PROBLEM TO SOLVE >> Copy out every line in the entries below that includes "JSON".

[start of RECORDS FOR PROCESSING]

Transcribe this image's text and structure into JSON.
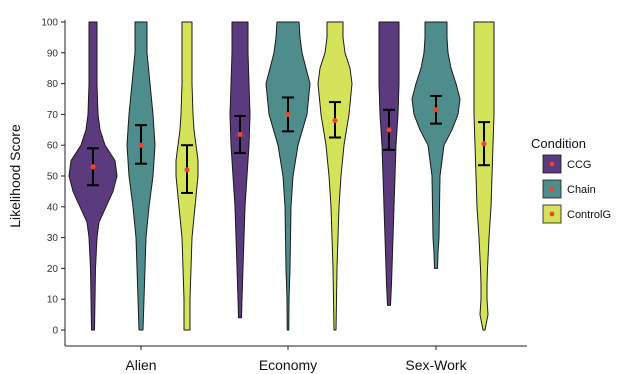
{
  "chart_data": {
    "type": "violin",
    "ylabel": "Likelihood Score",
    "xlabel": "",
    "ylim": [
      0,
      100
    ],
    "yticks": [
      0,
      10,
      20,
      30,
      40,
      50,
      60,
      70,
      80,
      90,
      100
    ],
    "grid": false,
    "legend_position": "right",
    "legend": {
      "title": "Condition"
    },
    "categories": [
      "Alien",
      "Economy",
      "Sex-Work"
    ],
    "series": [
      {
        "name": "CCG",
        "color": "#5b3a7e",
        "points": [
          {
            "category": "Alien",
            "mean": 53,
            "ci_low": 47,
            "ci_high": 59,
            "min": 0,
            "max": 100
          },
          {
            "category": "Economy",
            "mean": 63.5,
            "ci_low": 57.5,
            "ci_high": 69.5,
            "min": 4,
            "max": 100
          },
          {
            "category": "Sex-Work",
            "mean": 65,
            "ci_low": 58.5,
            "ci_high": 71.5,
            "min": 8,
            "max": 100
          }
        ]
      },
      {
        "name": "Chain",
        "color": "#4e8d8c",
        "points": [
          {
            "category": "Alien",
            "mean": 60,
            "ci_low": 54,
            "ci_high": 66.5,
            "min": 0,
            "max": 100
          },
          {
            "category": "Economy",
            "mean": 70,
            "ci_low": 64.5,
            "ci_high": 75.5,
            "min": 0,
            "max": 100
          },
          {
            "category": "Sex-Work",
            "mean": 71.5,
            "ci_low": 67,
            "ci_high": 76,
            "min": 20,
            "max": 100
          }
        ]
      },
      {
        "name": "ControlG",
        "color": "#d4e35a",
        "points": [
          {
            "category": "Alien",
            "mean": 52,
            "ci_low": 44.5,
            "ci_high": 60,
            "min": 0,
            "max": 100
          },
          {
            "category": "Economy",
            "mean": 68,
            "ci_low": 62.5,
            "ci_high": 74,
            "min": 0,
            "max": 100
          },
          {
            "category": "Sex-Work",
            "mean": 60.5,
            "ci_low": 53.5,
            "ci_high": 67.5,
            "min": 0,
            "max": 100
          }
        ]
      }
    ],
    "mean_point_color": "#e8462f"
  }
}
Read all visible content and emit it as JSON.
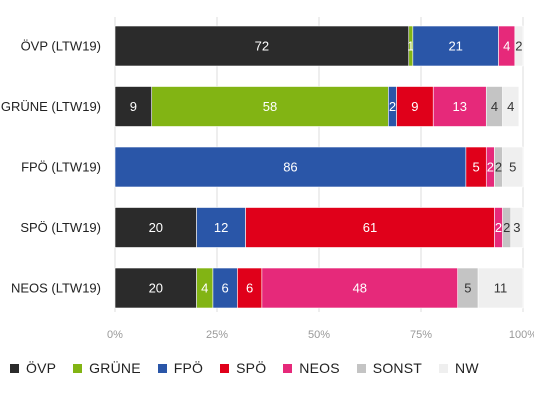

[end of RECORDS FOR PROCESSING]

TASK SOLUTION >>
Transcribe this image's text and structure into JSON.
Read all visible content and emit it as JSON.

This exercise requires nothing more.